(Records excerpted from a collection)
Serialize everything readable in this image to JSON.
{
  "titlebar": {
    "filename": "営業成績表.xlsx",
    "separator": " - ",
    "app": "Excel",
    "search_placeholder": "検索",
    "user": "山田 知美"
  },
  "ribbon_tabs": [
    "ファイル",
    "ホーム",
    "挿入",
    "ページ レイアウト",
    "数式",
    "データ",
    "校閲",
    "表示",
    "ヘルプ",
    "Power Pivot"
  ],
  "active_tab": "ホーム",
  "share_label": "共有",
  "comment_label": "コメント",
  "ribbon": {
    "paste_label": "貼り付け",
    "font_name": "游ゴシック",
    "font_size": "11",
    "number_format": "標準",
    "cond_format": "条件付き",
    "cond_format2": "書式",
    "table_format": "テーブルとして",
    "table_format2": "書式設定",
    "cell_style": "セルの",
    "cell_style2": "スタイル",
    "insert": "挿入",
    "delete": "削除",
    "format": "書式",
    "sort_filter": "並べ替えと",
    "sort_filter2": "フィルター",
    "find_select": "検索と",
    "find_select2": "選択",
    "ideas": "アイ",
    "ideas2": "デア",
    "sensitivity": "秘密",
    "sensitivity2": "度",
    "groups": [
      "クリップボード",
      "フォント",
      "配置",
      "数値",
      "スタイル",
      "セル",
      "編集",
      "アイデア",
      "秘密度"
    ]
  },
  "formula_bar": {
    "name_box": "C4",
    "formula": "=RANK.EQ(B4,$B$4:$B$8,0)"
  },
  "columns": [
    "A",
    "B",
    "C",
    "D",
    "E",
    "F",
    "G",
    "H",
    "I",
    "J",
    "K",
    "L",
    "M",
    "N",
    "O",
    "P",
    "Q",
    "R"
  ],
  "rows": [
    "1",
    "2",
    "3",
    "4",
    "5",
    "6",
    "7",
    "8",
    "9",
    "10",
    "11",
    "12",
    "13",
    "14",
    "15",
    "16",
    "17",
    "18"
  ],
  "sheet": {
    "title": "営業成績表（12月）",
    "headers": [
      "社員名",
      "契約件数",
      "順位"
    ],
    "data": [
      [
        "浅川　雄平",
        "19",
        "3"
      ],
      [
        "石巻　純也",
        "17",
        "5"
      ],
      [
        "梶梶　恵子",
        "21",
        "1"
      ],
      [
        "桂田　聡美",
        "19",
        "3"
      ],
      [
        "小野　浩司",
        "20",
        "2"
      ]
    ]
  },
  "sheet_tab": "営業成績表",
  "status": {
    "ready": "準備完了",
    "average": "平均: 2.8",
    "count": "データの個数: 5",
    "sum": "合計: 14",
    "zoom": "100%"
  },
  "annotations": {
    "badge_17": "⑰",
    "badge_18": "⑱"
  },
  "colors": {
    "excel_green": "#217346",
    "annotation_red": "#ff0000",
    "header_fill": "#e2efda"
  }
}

- **TASK GOAL**:
Find how many lines in the records contain the string "営業成績表", then give the number alone.

- **FULL ANSWER**:
3